■ **WHAT YOU ARE ASKED TO DO**
Examine the material below and count the lines that hold the word "selection". Report only the number.

■ **DATA FOR THIS TASK**
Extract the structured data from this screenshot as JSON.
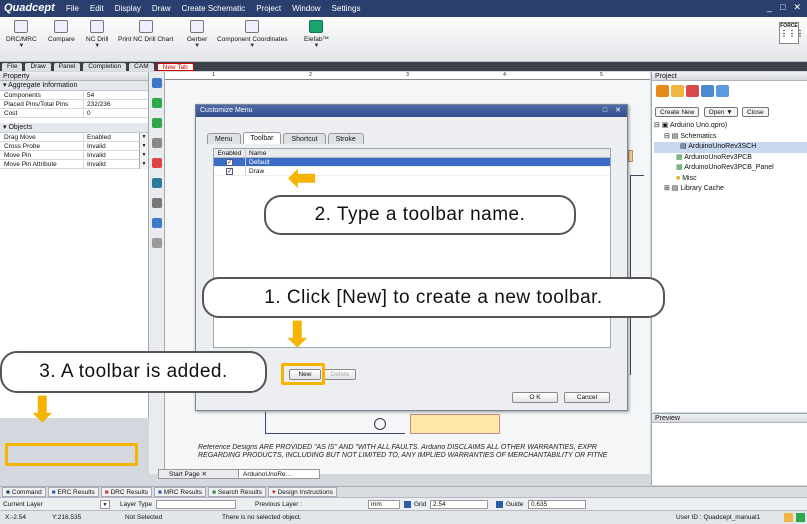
{
  "app": {
    "name": "Quadcept",
    "menus": [
      "File",
      "Edit",
      "Display",
      "Draw",
      "Create Schematic",
      "Project",
      "Window",
      "Settings"
    ]
  },
  "toolbar": {
    "items": [
      "DRC/MRC",
      "Compare",
      "NC Drill",
      "Print NC Drill Chart",
      "Gerber",
      "Component Coordinates",
      "Elefab™"
    ],
    "force_label": "FORCE"
  },
  "doc_tabs": [
    "File",
    "Draw",
    "Panel",
    "Completion",
    "CAM",
    "New Tab"
  ],
  "property_panel": {
    "title": "Property",
    "aggregate_title": "Aggregate Information",
    "aggregate_rows": [
      {
        "key": "Components",
        "value": "54"
      },
      {
        "key": "Placed Pins/Total Pins",
        "value": "232/236"
      },
      {
        "key": "Cost",
        "value": "0"
      }
    ],
    "objects_title": "Objects",
    "object_rows": [
      {
        "key": "Drag Move",
        "value": "Enabled"
      },
      {
        "key": "Cross Probe",
        "value": "Invalid"
      },
      {
        "key": "Move Pin",
        "value": "Invalid"
      },
      {
        "key": "Move Pin Attribute",
        "value": "Invalid"
      }
    ]
  },
  "ruler": [
    "1",
    "2",
    "3",
    "4",
    "5"
  ],
  "dialog": {
    "title": "Customize Menu",
    "tabs": [
      "Menu",
      "Toolbar",
      "Shortcut",
      "Stroke"
    ],
    "columns": [
      "Enabled",
      "Name"
    ],
    "rows": [
      {
        "name": "Default",
        "checked": true
      },
      {
        "name": "Draw",
        "checked": true
      }
    ],
    "new_label": "New",
    "delete_label": "Delete",
    "ok_label": "O K",
    "cancel_label": "Cancel"
  },
  "project_panel": {
    "title": "Project",
    "create_new": "Create New",
    "open": "Open ▼",
    "close": "Close",
    "tree": [
      "Arduino Uno.qpro)",
      "Schematics",
      "ArduinoUnoRev3SCH",
      "ArduinoUnoRev3PCB",
      "ArduinoUnoRev3PCB_Panel",
      "Misc",
      "Library Cache"
    ]
  },
  "preview_panel": {
    "title": "Preview"
  },
  "disclaimer": {
    "line1": "Reference Designs ARE PROVIDED \"AS IS\" AND \"WITH ALL FAULTS. Arduino DISCLAIMS ALL OTHER WARRANTIES, EXPR",
    "line2": "REGARDING PRODUCTS, INCLUDING BUT NOT LIMITED TO, ANY IMPLIED WARRANTIES OF MERCHANTABILITY OR FITNE"
  },
  "page_tabs": [
    "Start Page",
    "ArduinoUnoRe…"
  ],
  "bottom_tabs": [
    "Command",
    "ERC Results",
    "DRC Results",
    "MRC Results",
    "Search Results",
    "Design Instructions"
  ],
  "layerbar": {
    "current_layer": "Current Layer",
    "layer_type": "Layer Type",
    "previous_layer": "Previous Layer :",
    "unit": "mm",
    "grid_label": "Grid",
    "grid_value": "2.54",
    "guide_label": "Guide",
    "guide_value": "0.635"
  },
  "statusbar": {
    "x": "X:-2.54",
    "y": "Y:216.535",
    "selection": "Not Selected",
    "message": "There is no selected object.",
    "user": "User ID : Quadcept_manual1"
  },
  "callouts": {
    "step1": "1. Click [New] to create a new toolbar.",
    "step2": "2. Type a toolbar name.",
    "step3": "3. A toolbar is added."
  },
  "colors": {
    "accent": "#f4b400",
    "titlebar": "#2a3f6e",
    "selection": "#3b6cc6"
  }
}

■ **TASK SOLUTION**
2